Stored data:
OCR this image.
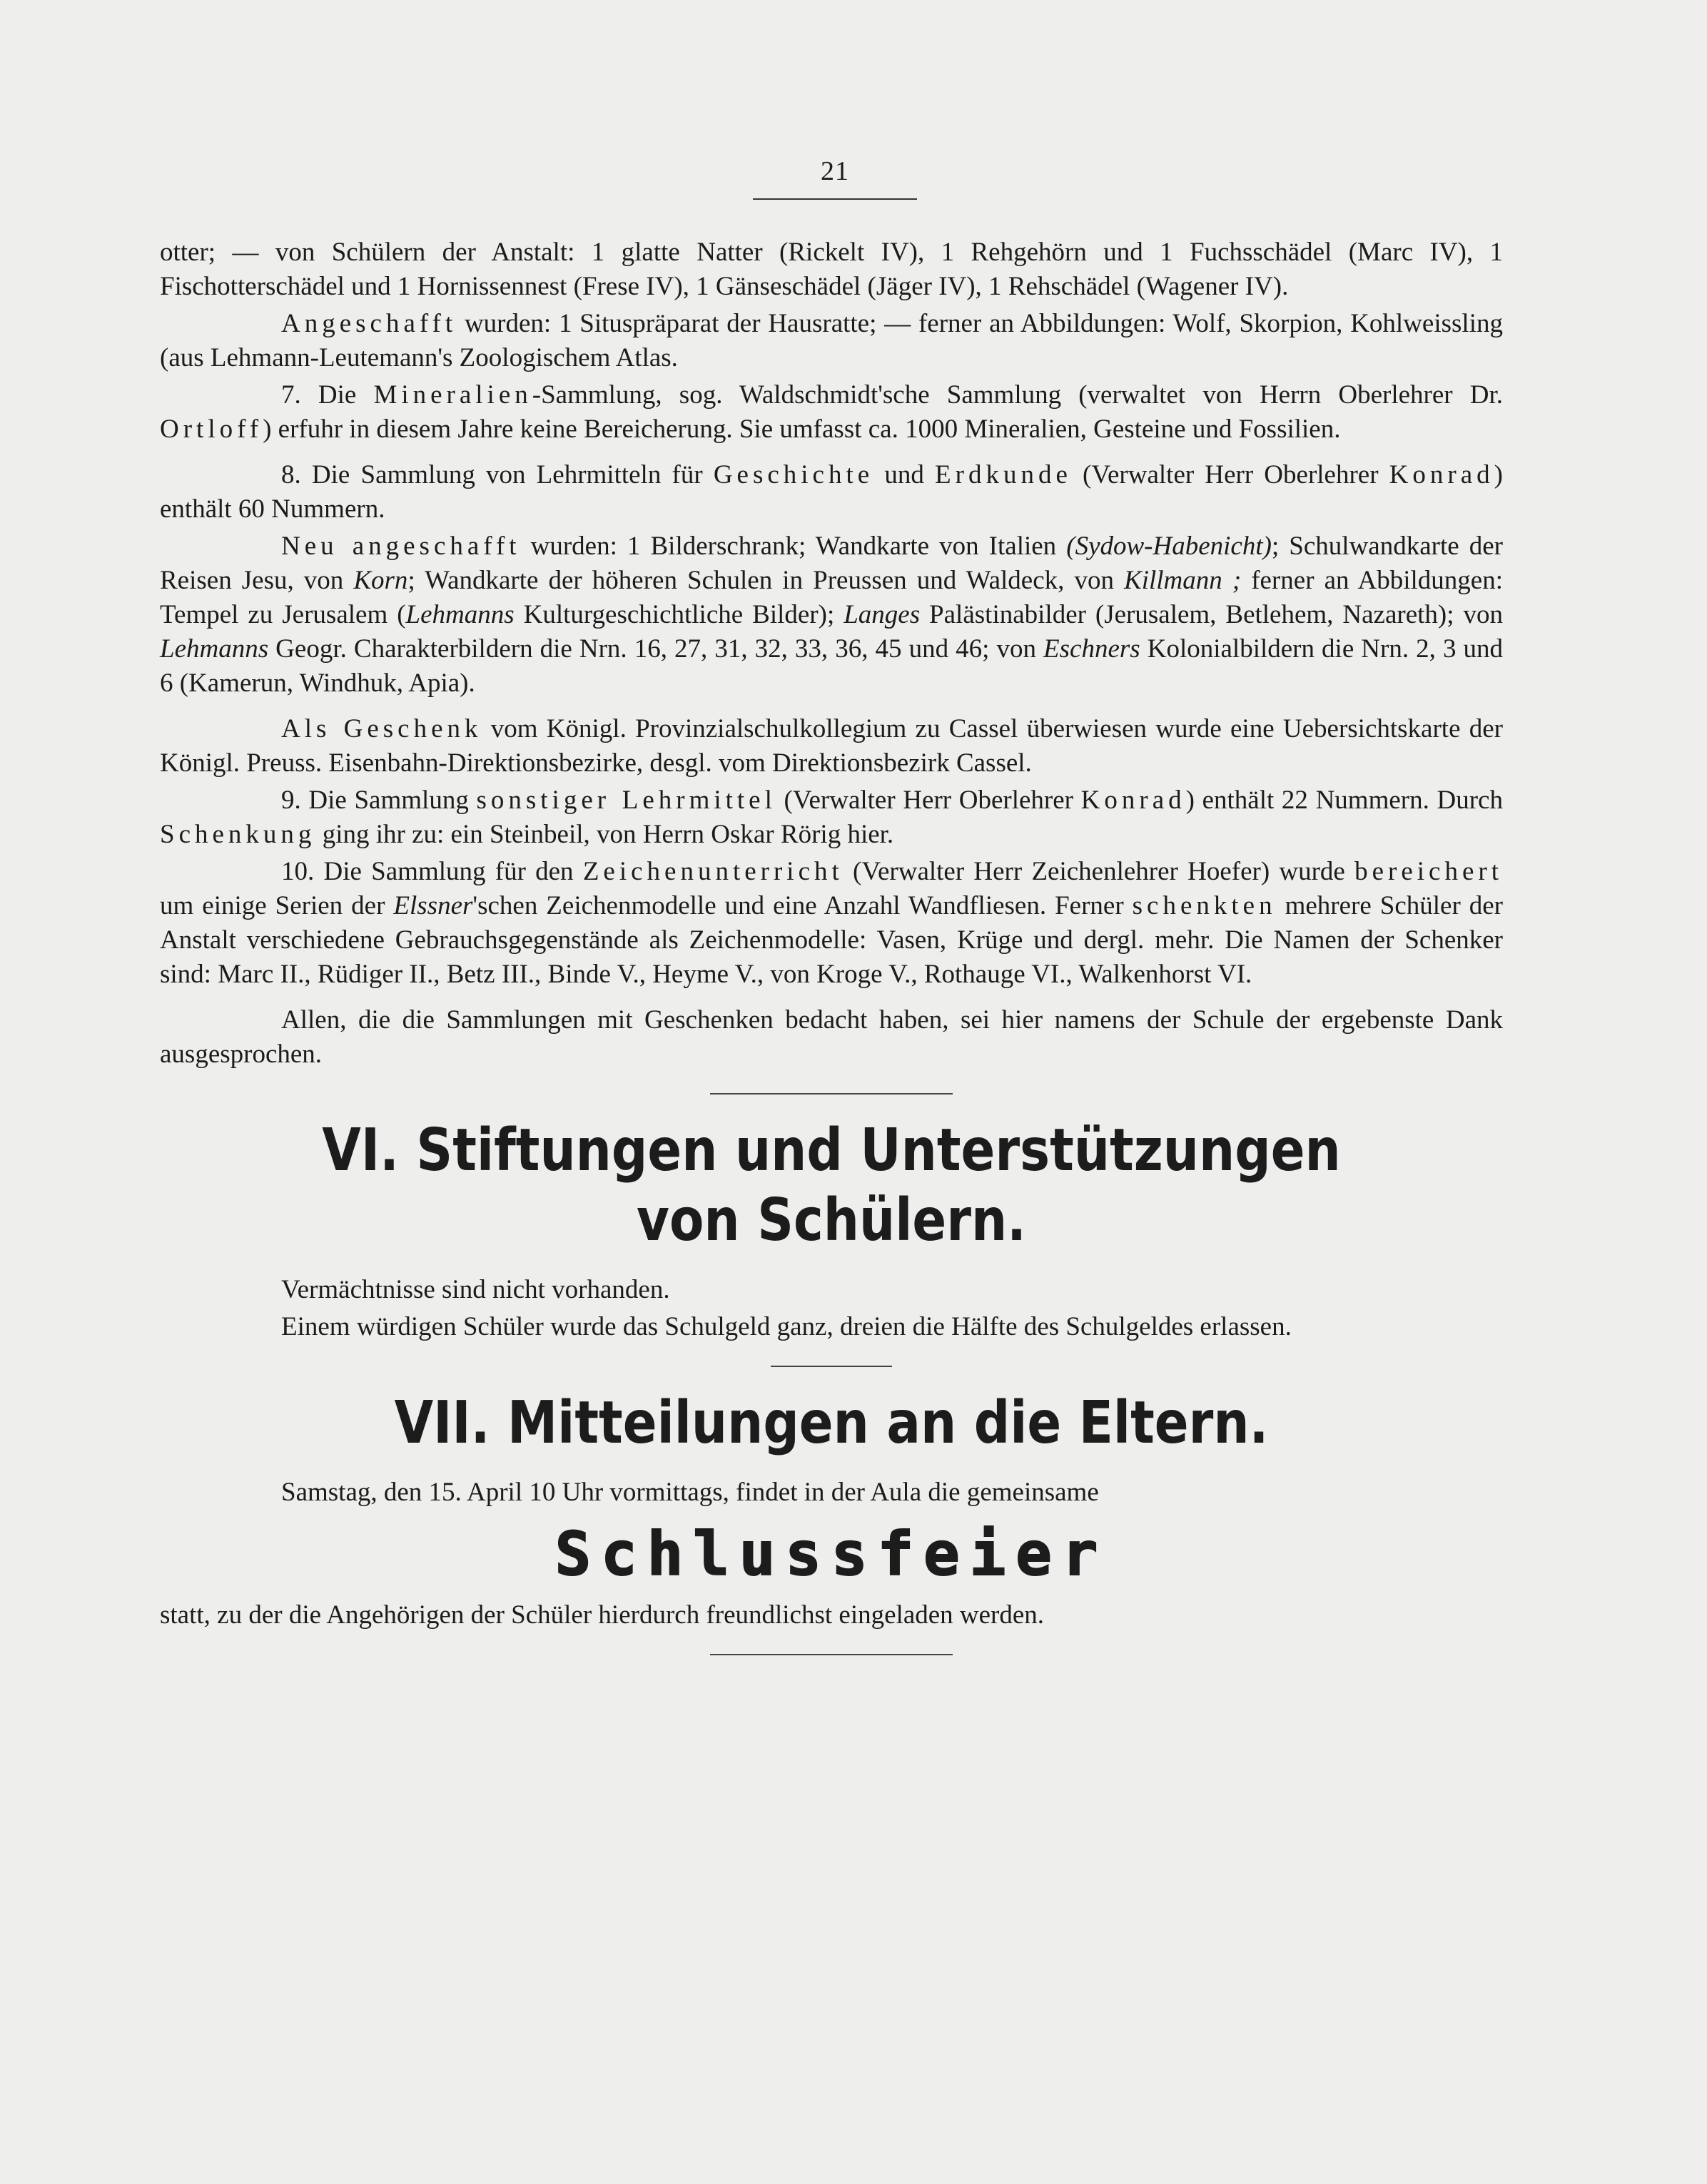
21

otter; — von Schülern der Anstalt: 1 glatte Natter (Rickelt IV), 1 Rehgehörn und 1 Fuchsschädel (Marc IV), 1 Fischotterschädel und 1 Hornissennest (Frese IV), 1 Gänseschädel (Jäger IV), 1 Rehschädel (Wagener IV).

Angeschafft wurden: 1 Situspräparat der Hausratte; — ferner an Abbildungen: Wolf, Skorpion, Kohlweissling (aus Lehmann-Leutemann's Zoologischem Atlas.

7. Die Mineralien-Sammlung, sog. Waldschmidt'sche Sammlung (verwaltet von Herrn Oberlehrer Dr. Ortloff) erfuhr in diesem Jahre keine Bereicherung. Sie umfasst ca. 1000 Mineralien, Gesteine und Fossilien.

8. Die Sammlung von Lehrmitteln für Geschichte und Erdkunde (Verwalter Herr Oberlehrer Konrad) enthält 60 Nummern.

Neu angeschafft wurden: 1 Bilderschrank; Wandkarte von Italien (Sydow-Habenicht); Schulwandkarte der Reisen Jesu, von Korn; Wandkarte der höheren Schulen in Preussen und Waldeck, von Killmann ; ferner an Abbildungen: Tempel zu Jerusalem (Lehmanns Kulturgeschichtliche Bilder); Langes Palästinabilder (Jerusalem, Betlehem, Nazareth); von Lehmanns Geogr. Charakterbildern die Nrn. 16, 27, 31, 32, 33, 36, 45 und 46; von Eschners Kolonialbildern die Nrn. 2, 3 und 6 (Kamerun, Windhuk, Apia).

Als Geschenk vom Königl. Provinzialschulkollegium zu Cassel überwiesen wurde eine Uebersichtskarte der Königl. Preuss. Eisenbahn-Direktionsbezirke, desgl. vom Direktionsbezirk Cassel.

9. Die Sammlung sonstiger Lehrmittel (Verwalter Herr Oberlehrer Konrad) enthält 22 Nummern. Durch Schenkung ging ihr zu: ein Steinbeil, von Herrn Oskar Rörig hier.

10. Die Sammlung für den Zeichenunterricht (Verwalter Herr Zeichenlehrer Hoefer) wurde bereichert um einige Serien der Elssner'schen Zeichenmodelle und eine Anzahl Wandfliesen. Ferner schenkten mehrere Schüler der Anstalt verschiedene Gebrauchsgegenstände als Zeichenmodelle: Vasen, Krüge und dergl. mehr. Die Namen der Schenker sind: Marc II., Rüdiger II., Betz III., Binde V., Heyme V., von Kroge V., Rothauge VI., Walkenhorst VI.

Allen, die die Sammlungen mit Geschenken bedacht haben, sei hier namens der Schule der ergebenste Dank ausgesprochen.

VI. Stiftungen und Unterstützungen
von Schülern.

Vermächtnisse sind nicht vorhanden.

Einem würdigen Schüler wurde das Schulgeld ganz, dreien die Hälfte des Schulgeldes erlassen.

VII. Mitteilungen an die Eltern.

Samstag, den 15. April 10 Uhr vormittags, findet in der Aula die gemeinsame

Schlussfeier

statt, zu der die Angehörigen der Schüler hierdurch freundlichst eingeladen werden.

* _EXERCISE REQUIREMENTS_: Return all lines containing the word "enthält".

* _CORRECT RESPONSE_:
8. Die Sammlung von Lehrmitteln für Geschichte und Erdkunde (Verwalter Herr Oberlehrer Konrad) enthält 60 Nummern.
9. Die Sammlung sonstiger Lehrmittel (Verwalter Herr Oberlehrer Konrad) enthält 22 Nummern. Durch Schenkung ging ihr zu: ein Steinbeil, von Herrn Oskar Rörig hier.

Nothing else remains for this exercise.